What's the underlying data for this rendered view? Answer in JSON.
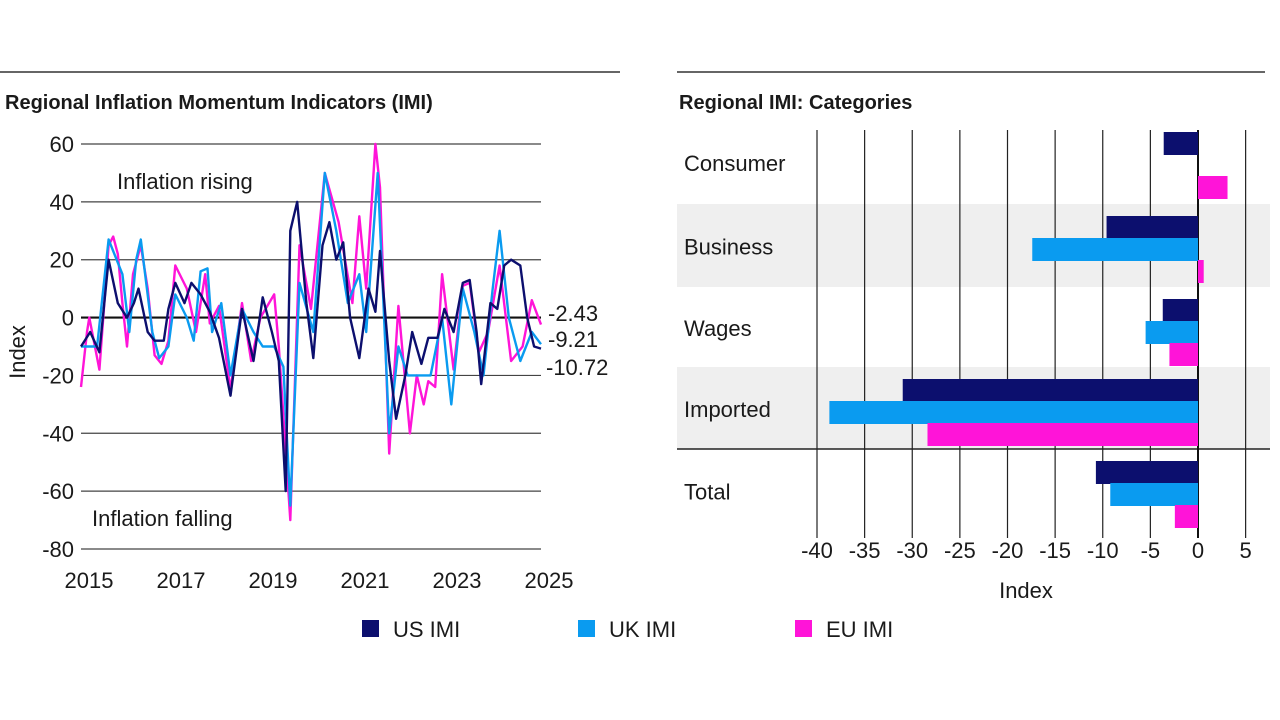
{
  "colors": {
    "US": "#0c0f6e",
    "UK": "#0a9bf0",
    "EU": "#ff14d8"
  },
  "legend": [
    {
      "key": "US",
      "label": "US IMI"
    },
    {
      "key": "UK",
      "label": "UK IMI"
    },
    {
      "key": "EU",
      "label": "EU IMI"
    }
  ],
  "chart_data": [
    {
      "type": "line",
      "title": "Regional Inflation Momentum Indicators (IMI)",
      "ylabel": "Index",
      "xlabel": "",
      "ylim": [
        -80,
        60
      ],
      "xlim": [
        2015,
        2025
      ],
      "yticks": [
        "60",
        "40",
        "20",
        "0",
        "-20",
        "-40",
        "-60",
        "-80"
      ],
      "xticks": [
        "2015",
        "2017",
        "2019",
        "2021",
        "2023",
        "2025"
      ],
      "grid": "horizontal",
      "annotations": {
        "rising": "Inflation rising",
        "falling": "Inflation falling"
      },
      "end_labels": {
        "EU": "-2.43",
        "UK": "-9.21",
        "US": "-10.72"
      },
      "series": [
        {
          "name": "US IMI",
          "key": "US",
          "x": [
            2015,
            2015.2,
            2015.4,
            2015.6,
            2015.8,
            2016.0,
            2016.15,
            2016.25,
            2016.45,
            2016.6,
            2016.8,
            2016.9,
            2017.05,
            2017.25,
            2017.4,
            2017.6,
            2017.8,
            2018.0,
            2018.25,
            2018.5,
            2018.75,
            2018.95,
            2019.15,
            2019.3,
            2019.45,
            2019.55,
            2019.7,
            2019.9,
            2020.05,
            2020.25,
            2020.4,
            2020.55,
            2020.7,
            2020.85,
            2021.05,
            2021.25,
            2021.4,
            2021.5,
            2021.7,
            2021.85,
            2022.05,
            2022.2,
            2022.4,
            2022.55,
            2022.75,
            2022.9,
            2023.1,
            2023.3,
            2023.45,
            2023.6,
            2023.7,
            2023.9,
            2024.05,
            2024.2,
            2024.35,
            2024.55,
            2024.7,
            2024.85,
            2025
          ],
          "y": [
            -10,
            -5,
            -12,
            20,
            5,
            0,
            5,
            10,
            -5,
            -8,
            -8,
            3,
            12,
            5,
            12,
            8,
            2,
            -7,
            -27,
            3,
            -15,
            7,
            -5,
            -15,
            -60,
            30,
            40,
            5,
            -14,
            25,
            33,
            20,
            26,
            0,
            -14,
            10,
            2,
            23,
            -15,
            -35,
            -20,
            -5,
            -16,
            -7,
            -7,
            3,
            -5,
            12,
            13,
            -5,
            -23,
            5,
            3,
            18,
            20,
            18,
            0,
            -10,
            -10.72
          ]
        },
        {
          "name": "UK IMI",
          "key": "UK",
          "x": [
            2015,
            2015.35,
            2015.6,
            2015.9,
            2016.05,
            2016.2,
            2016.3,
            2016.55,
            2016.7,
            2016.9,
            2017.05,
            2017.3,
            2017.45,
            2017.6,
            2017.75,
            2017.85,
            2018.05,
            2018.25,
            2018.5,
            2018.75,
            2018.95,
            2019.2,
            2019.4,
            2019.55,
            2019.75,
            2020.05,
            2020.3,
            2020.55,
            2020.8,
            2021.05,
            2021.2,
            2021.45,
            2021.7,
            2021.9,
            2022.1,
            2022.35,
            2022.6,
            2022.85,
            2023.05,
            2023.3,
            2023.55,
            2023.75,
            2023.95,
            2024.1,
            2024.3,
            2024.55,
            2024.8,
            2025
          ],
          "y": [
            -10,
            -10,
            27,
            15,
            -5,
            20,
            27,
            -5,
            -14,
            -10,
            8,
            0,
            -8,
            16,
            17,
            -5,
            5,
            -20,
            3,
            -5,
            -10,
            -10,
            -17,
            -65,
            12,
            -5,
            50,
            30,
            5,
            15,
            -5,
            50,
            -40,
            -10,
            -20,
            -20,
            -20,
            0,
            -30,
            10,
            -5,
            -20,
            10,
            30,
            0,
            -15,
            -5,
            -9.21
          ]
        },
        {
          "name": "EU IMI",
          "key": "EU",
          "x": [
            2015,
            2015.13,
            2015.18,
            2015.4,
            2015.6,
            2015.7,
            2015.8,
            2015.9,
            2016.0,
            2016.13,
            2016.3,
            2016.45,
            2016.6,
            2016.75,
            2016.9,
            2017.05,
            2017.3,
            2017.5,
            2017.7,
            2017.8,
            2018.0,
            2018.25,
            2018.5,
            2018.7,
            2018.9,
            2019.2,
            2019.3,
            2019.55,
            2019.75,
            2020.0,
            2020.3,
            2020.6,
            2020.9,
            2021.05,
            2021.2,
            2021.4,
            2021.5,
            2021.7,
            2021.9,
            2022.15,
            2022.3,
            2022.45,
            2022.55,
            2022.7,
            2022.85,
            2023.1,
            2023.3,
            2023.45,
            2023.65,
            2023.85,
            2024.1,
            2024.35,
            2024.6,
            2024.8,
            2025
          ],
          "y": [
            -24,
            -5,
            0,
            -18,
            25,
            28,
            22,
            5,
            -10,
            15,
            25,
            10,
            -13,
            -16,
            -8,
            18,
            10,
            -5,
            15,
            -2,
            4,
            -25,
            5,
            -15,
            0,
            8,
            -10,
            -70,
            25,
            3,
            50,
            33,
            5,
            35,
            10,
            60,
            45,
            -47,
            4,
            -40,
            -20,
            -30,
            -22,
            -24,
            15,
            -18,
            11,
            12,
            -12,
            -5,
            18,
            -15,
            -10,
            6,
            -2.43
          ]
        }
      ]
    },
    {
      "type": "bar",
      "orientation": "horizontal",
      "title": "Regional IMI: Categories",
      "xlabel": "Index",
      "xlim": [
        -40,
        5
      ],
      "xticks": [
        "-40",
        "-35",
        "-30",
        "-25",
        "-20",
        "-15",
        "-10",
        "-5",
        "0",
        "5"
      ],
      "categories": [
        "Consumer",
        "Business",
        "Wages",
        "Imported",
        "Total"
      ],
      "series": [
        {
          "name": "US IMI",
          "key": "US",
          "values": [
            -3.6,
            -9.6,
            -3.7,
            -31.0,
            -10.72
          ]
        },
        {
          "name": "UK IMI",
          "key": "UK",
          "values": [
            0,
            -17.4,
            -5.5,
            -38.7,
            -9.21
          ]
        },
        {
          "name": "EU IMI",
          "key": "EU",
          "values": [
            3.1,
            0.6,
            -3.0,
            -28.4,
            -2.43
          ]
        }
      ]
    }
  ]
}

Exercise objective
Return the records exactly. Don't carry the pictures over.

Solution to this problem
What's the underlying data for this rendered view? Answer in JSON.
{
  "colors": {
    "US": "#0c0f6e",
    "UK": "#0a9bf0",
    "EU": "#ff14d8"
  },
  "legend": [
    {
      "key": "US",
      "label": "US IMI"
    },
    {
      "key": "UK",
      "label": "UK IMI"
    },
    {
      "key": "EU",
      "label": "EU IMI"
    }
  ],
  "chart_data": [
    {
      "type": "line",
      "title": "Regional Inflation Momentum Indicators (IMI)",
      "ylabel": "Index",
      "xlabel": "",
      "ylim": [
        -80,
        60
      ],
      "xlim": [
        2015,
        2025
      ],
      "yticks": [
        "60",
        "40",
        "20",
        "0",
        "-20",
        "-40",
        "-60",
        "-80"
      ],
      "xticks": [
        "2015",
        "2017",
        "2019",
        "2021",
        "2023",
        "2025"
      ],
      "grid": "horizontal",
      "annotations": {
        "rising": "Inflation rising",
        "falling": "Inflation falling"
      },
      "end_labels": {
        "EU": "-2.43",
        "UK": "-9.21",
        "US": "-10.72"
      },
      "series": [
        {
          "name": "US IMI",
          "key": "US",
          "x": [
            2015,
            2015.2,
            2015.4,
            2015.6,
            2015.8,
            2016.0,
            2016.15,
            2016.25,
            2016.45,
            2016.6,
            2016.8,
            2016.9,
            2017.05,
            2017.25,
            2017.4,
            2017.6,
            2017.8,
            2018.0,
            2018.25,
            2018.5,
            2018.75,
            2018.95,
            2019.15,
            2019.3,
            2019.45,
            2019.55,
            2019.7,
            2019.9,
            2020.05,
            2020.25,
            2020.4,
            2020.55,
            2020.7,
            2020.85,
            2021.05,
            2021.25,
            2021.4,
            2021.5,
            2021.7,
            2021.85,
            2022.05,
            2022.2,
            2022.4,
            2022.55,
            2022.75,
            2022.9,
            2023.1,
            2023.3,
            2023.45,
            2023.6,
            2023.7,
            2023.9,
            2024.05,
            2024.2,
            2024.35,
            2024.55,
            2024.7,
            2024.85,
            2025
          ],
          "y": [
            -10,
            -5,
            -12,
            20,
            5,
            0,
            5,
            10,
            -5,
            -8,
            -8,
            3,
            12,
            5,
            12,
            8,
            2,
            -7,
            -27,
            3,
            -15,
            7,
            -5,
            -15,
            -60,
            30,
            40,
            5,
            -14,
            25,
            33,
            20,
            26,
            0,
            -14,
            10,
            2,
            23,
            -15,
            -35,
            -20,
            -5,
            -16,
            -7,
            -7,
            3,
            -5,
            12,
            13,
            -5,
            -23,
            5,
            3,
            18,
            20,
            18,
            0,
            -10,
            -10.72
          ]
        },
        {
          "name": "UK IMI",
          "key": "UK",
          "x": [
            2015,
            2015.35,
            2015.6,
            2015.9,
            2016.05,
            2016.2,
            2016.3,
            2016.55,
            2016.7,
            2016.9,
            2017.05,
            2017.3,
            2017.45,
            2017.6,
            2017.75,
            2017.85,
            2018.05,
            2018.25,
            2018.5,
            2018.75,
            2018.95,
            2019.2,
            2019.4,
            2019.55,
            2019.75,
            2020.05,
            2020.3,
            2020.55,
            2020.8,
            2021.05,
            2021.2,
            2021.45,
            2021.7,
            2021.9,
            2022.1,
            2022.35,
            2022.6,
            2022.85,
            2023.05,
            2023.3,
            2023.55,
            2023.75,
            2023.95,
            2024.1,
            2024.3,
            2024.55,
            2024.8,
            2025
          ],
          "y": [
            -10,
            -10,
            27,
            15,
            -5,
            20,
            27,
            -5,
            -14,
            -10,
            8,
            0,
            -8,
            16,
            17,
            -5,
            5,
            -20,
            3,
            -5,
            -10,
            -10,
            -17,
            -65,
            12,
            -5,
            50,
            30,
            5,
            15,
            -5,
            50,
            -40,
            -10,
            -20,
            -20,
            -20,
            0,
            -30,
            10,
            -5,
            -20,
            10,
            30,
            0,
            -15,
            -5,
            -9.21
          ]
        },
        {
          "name": "EU IMI",
          "key": "EU",
          "x": [
            2015,
            2015.13,
            2015.18,
            2015.4,
            2015.6,
            2015.7,
            2015.8,
            2015.9,
            2016.0,
            2016.13,
            2016.3,
            2016.45,
            2016.6,
            2016.75,
            2016.9,
            2017.05,
            2017.3,
            2017.5,
            2017.7,
            2017.8,
            2018.0,
            2018.25,
            2018.5,
            2018.7,
            2018.9,
            2019.2,
            2019.3,
            2019.55,
            2019.75,
            2020.0,
            2020.3,
            2020.6,
            2020.9,
            2021.05,
            2021.2,
            2021.4,
            2021.5,
            2021.7,
            2021.9,
            2022.15,
            2022.3,
            2022.45,
            2022.55,
            2022.7,
            2022.85,
            2023.1,
            2023.3,
            2023.45,
            2023.65,
            2023.85,
            2024.1,
            2024.35,
            2024.6,
            2024.8,
            2025
          ],
          "y": [
            -24,
            -5,
            0,
            -18,
            25,
            28,
            22,
            5,
            -10,
            15,
            25,
            10,
            -13,
            -16,
            -8,
            18,
            10,
            -5,
            15,
            -2,
            4,
            -25,
            5,
            -15,
            0,
            8,
            -10,
            -70,
            25,
            3,
            50,
            33,
            5,
            35,
            10,
            60,
            45,
            -47,
            4,
            -40,
            -20,
            -30,
            -22,
            -24,
            15,
            -18,
            11,
            12,
            -12,
            -5,
            18,
            -15,
            -10,
            6,
            -2.43
          ]
        }
      ]
    },
    {
      "type": "bar",
      "orientation": "horizontal",
      "title": "Regional IMI: Categories",
      "xlabel": "Index",
      "xlim": [
        -40,
        5
      ],
      "xticks": [
        "-40",
        "-35",
        "-30",
        "-25",
        "-20",
        "-15",
        "-10",
        "-5",
        "0",
        "5"
      ],
      "categories": [
        "Consumer",
        "Business",
        "Wages",
        "Imported",
        "Total"
      ],
      "series": [
        {
          "name": "US IMI",
          "key": "US",
          "values": [
            -3.6,
            -9.6,
            -3.7,
            -31.0,
            -10.72
          ]
        },
        {
          "name": "UK IMI",
          "key": "UK",
          "values": [
            0,
            -17.4,
            -5.5,
            -38.7,
            -9.21
          ]
        },
        {
          "name": "EU IMI",
          "key": "EU",
          "values": [
            3.1,
            0.6,
            -3.0,
            -28.4,
            -2.43
          ]
        }
      ]
    }
  ]
}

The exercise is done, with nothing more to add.